Excerpts from a figure dataset:
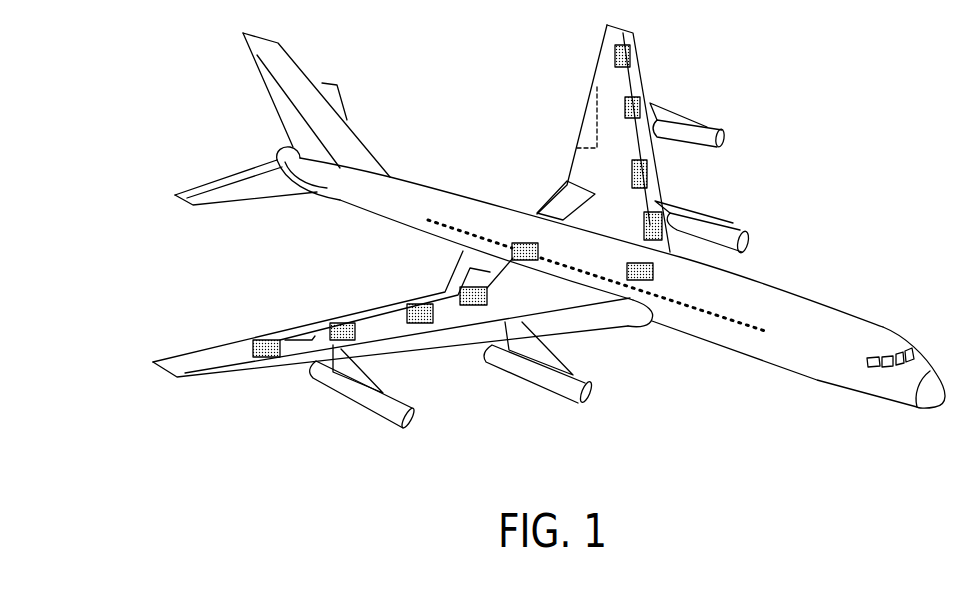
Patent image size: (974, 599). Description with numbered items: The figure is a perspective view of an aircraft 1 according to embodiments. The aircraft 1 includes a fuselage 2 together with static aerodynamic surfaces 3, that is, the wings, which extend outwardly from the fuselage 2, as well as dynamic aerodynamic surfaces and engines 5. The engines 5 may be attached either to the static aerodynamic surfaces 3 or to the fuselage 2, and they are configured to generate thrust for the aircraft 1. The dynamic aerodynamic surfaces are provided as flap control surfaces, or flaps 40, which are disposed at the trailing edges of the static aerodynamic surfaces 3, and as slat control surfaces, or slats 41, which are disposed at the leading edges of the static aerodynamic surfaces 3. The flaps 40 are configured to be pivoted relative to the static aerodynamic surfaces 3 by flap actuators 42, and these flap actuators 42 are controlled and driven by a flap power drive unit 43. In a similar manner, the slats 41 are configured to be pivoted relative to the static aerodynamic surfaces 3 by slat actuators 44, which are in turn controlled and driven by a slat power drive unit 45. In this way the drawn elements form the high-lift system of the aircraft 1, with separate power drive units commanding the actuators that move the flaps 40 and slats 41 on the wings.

The aircraft 1 is at (549, 251).
The fuselage 2 is at (767, 290).
The static aerodynamic surfaces 3 is at (607, 73).
The engines 5 is at (420, 420).
The flap control surfaces 40 is at (324, 326).
The slat control surfaces 41 is at (657, 173).
The flap actuators 42 is at (404, 303).
The flap power drive unit 43 is at (512, 252).
The slat actuators 44 is at (632, 165).
The slat power drive unit 45 is at (560, 220).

**DO THIS**: Give the lines above as a Markdown table with the columns "n" and "Line", numbering each row and leaving out blank lines and pictures.

**TASK RESULT**:
| n | Line |
|---|---|
| 1 | Patent image size: (974, 599). Description with numbered items: The figure is a perspective view of an aircraft 1 according to embodiments. The aircraft 1 includes a fuselage 2 together with static aerodynamic surfaces 3, that is, the wings, which extend outwardly from the fuselage 2, as well as dynamic aerodynamic surfaces and engines 5. The engines 5 may be attached either to the static aerodynamic surfaces 3 or to the fuselage 2, and they are configured to generate thrust for the aircraft 1. The dynamic aerodynamic surfaces are provided as flap control surfaces, or flaps 40, which are disposed at the trailing edges of the static aerodynamic surfaces 3, and as slat control surfaces, or slats 41, which are disposed at the leading edges of the static aerodynamic surfaces 3. The flaps 40 are configured to be pivoted relative to the static aerodynamic surfaces 3 by flap actuators 42, and these flap actuators 42 are controlled and driven by a flap power drive unit 43. In a similar manner, the slats 41 are configured to be pivoted relative to the static aerodynamic surfaces 3 by slat actuators 44, which are in turn controlled and driven by a slat power drive unit 45. In this way the drawn elements form the high-lift system of the aircraft 1, with separate power drive units commanding the actuators that move the flaps 40 and slats 41 on the wings. |
| 2 | The aircraft 1 is at (549, 251). |
| 3 | The fuselage 2 is at (767, 290). |
| 4 | The static aerodynamic surfaces 3 is at (607, 73). |
| 5 | The engines 5 is at (420, 420). |
| 6 | The flap control surfaces 40 is at (324, 326). |
| 7 | The slat control surfaces 41 is at (657, 173). |
| 8 | The flap actuators 42 is at (404, 303). |
| 9 | The flap power drive unit 43 is at (512, 252). |
| 10 | The slat actuators 44 is at (632, 165). |
| 11 | The slat power drive unit 45 is at (560, 220). |